If a record below holds a picture, drop the picture and restate everything else word for word.

▸ **Records for processing**
════════════════

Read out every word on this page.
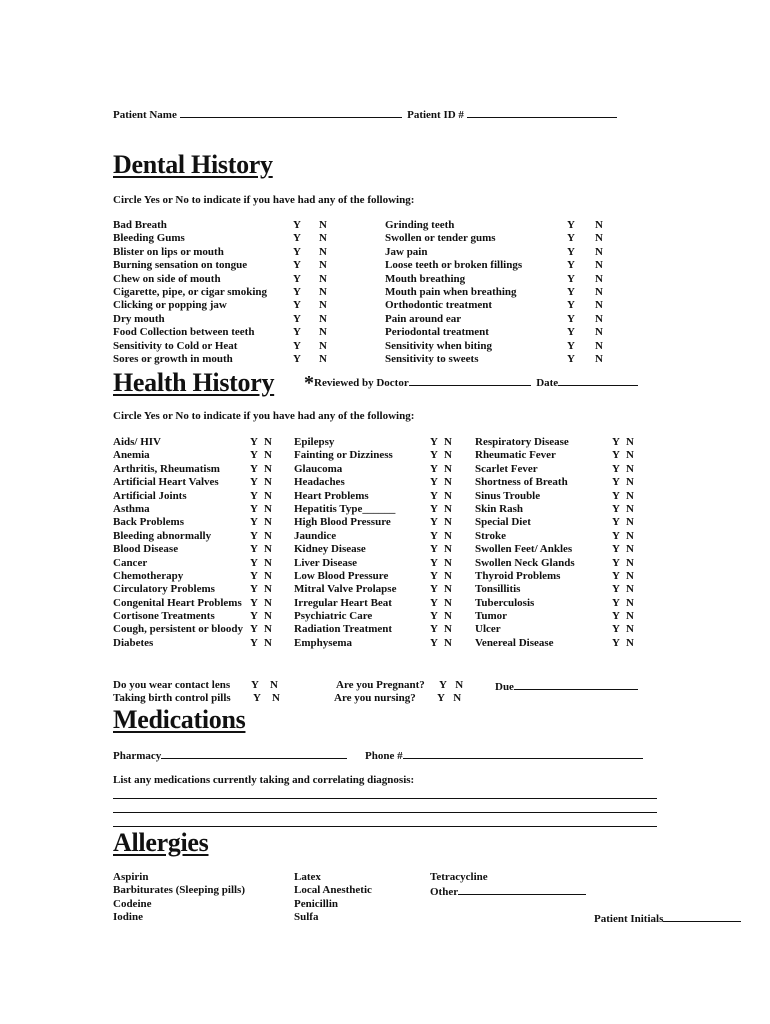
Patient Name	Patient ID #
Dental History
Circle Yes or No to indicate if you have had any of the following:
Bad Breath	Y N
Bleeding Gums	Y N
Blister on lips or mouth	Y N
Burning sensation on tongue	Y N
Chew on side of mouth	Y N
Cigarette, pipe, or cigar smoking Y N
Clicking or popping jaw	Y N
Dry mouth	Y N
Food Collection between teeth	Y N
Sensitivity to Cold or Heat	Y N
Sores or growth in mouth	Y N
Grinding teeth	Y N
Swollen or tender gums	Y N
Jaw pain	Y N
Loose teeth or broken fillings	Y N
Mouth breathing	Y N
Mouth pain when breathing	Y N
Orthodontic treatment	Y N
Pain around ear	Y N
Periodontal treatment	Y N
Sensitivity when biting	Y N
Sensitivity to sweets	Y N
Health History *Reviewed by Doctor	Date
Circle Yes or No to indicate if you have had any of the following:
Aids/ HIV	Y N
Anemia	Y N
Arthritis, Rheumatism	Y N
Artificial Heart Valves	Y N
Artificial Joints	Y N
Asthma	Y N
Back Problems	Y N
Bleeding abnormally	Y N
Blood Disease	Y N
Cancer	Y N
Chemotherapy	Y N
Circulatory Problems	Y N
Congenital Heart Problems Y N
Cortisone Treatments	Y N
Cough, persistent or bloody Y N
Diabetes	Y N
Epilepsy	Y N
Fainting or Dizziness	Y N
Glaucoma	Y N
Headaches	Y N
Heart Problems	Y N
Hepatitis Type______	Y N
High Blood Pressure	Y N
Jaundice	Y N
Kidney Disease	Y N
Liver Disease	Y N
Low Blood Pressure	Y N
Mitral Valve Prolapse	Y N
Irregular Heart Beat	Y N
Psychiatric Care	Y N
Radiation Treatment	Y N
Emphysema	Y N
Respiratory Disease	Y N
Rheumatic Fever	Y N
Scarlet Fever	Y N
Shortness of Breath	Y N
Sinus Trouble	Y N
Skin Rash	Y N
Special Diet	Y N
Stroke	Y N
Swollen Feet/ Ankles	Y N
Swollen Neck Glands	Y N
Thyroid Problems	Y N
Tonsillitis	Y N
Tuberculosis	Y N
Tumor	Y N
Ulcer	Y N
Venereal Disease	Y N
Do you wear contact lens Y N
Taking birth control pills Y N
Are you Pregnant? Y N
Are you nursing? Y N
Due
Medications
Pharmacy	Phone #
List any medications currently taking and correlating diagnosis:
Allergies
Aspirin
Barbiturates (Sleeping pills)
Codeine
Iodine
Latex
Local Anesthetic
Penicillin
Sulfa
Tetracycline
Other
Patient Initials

════════════════

▸ **Exercise answer**
Read out every word on this page.
Patient Name	Patient ID #
Dental History
Circle Yes or No to indicate if you have had any of the following:
Bad Breath	Y N
Bleeding Gums	Y N
Blister on lips or mouth	Y N
Burning sensation on tongue	Y N
Chew on side of mouth	Y N
Cigarette, pipe, or cigar smoking Y N
Clicking or popping jaw	Y N
Dry mouth	Y N
Food Collection between teeth	Y N
Sensitivity to Cold or Heat	Y N
Sores or growth in mouth	Y N
Grinding teeth	Y N
Swollen or tender gums	Y N
Jaw pain	Y N
Loose teeth or broken fillings	Y N
Mouth breathing	Y N
Mouth pain when breathing	Y N
Orthodontic treatment	Y N
Pain around ear	Y N
Periodontal treatment	Y N
Sensitivity when biting	Y N
Sensitivity to sweets	Y N
Health History *Reviewed by Doctor	Date
Circle Yes or No to indicate if you have had any of the following:
Aids/ HIV	Y N
Anemia	Y N
Arthritis, Rheumatism	Y N
Artificial Heart Valves	Y N
Artificial Joints	Y N
Asthma	Y N
Back Problems	Y N
Bleeding abnormally	Y N
Blood Disease	Y N
Cancer	Y N
Chemotherapy	Y N
Circulatory Problems	Y N
Congenital Heart Problems Y N
Cortisone Treatments	Y N
Cough, persistent or bloody Y N
Diabetes	Y N
Epilepsy	Y N
Fainting or Dizziness	Y N
Glaucoma	Y N
Headaches	Y N
Heart Problems	Y N
Hepatitis Type______	Y N
High Blood Pressure	Y N
Jaundice	Y N
Kidney Disease	Y N
Liver Disease	Y N
Low Blood Pressure	Y N
Mitral Valve Prolapse	Y N
Irregular Heart Beat	Y N
Psychiatric Care	Y N
Radiation Treatment	Y N
Emphysema	Y N
Respiratory Disease	Y N
Rheumatic Fever	Y N
Scarlet Fever	Y N
Shortness of Breath	Y N
Sinus Trouble	Y N
Skin Rash	Y N
Special Diet	Y N
Stroke	Y N
Swollen Feet/ Ankles	Y N
Swollen Neck Glands	Y N
Thyroid Problems	Y N
Tonsillitis	Y N
Tuberculosis	Y N
Tumor	Y N
Ulcer	Y N
Venereal Disease	Y N
Do you wear contact lens Y N
Taking birth control pills Y N
Are you Pregnant? Y N
Are you nursing? Y N
Due
Medications
Pharmacy	Phone #
List any medications currently taking and correlating diagnosis:
Allergies
Aspirin
Barbiturates (Sleeping pills)
Codeine
Iodine
Latex
Local Anesthetic
Penicillin
Sulfa
Tetracycline
Other
Patient Initials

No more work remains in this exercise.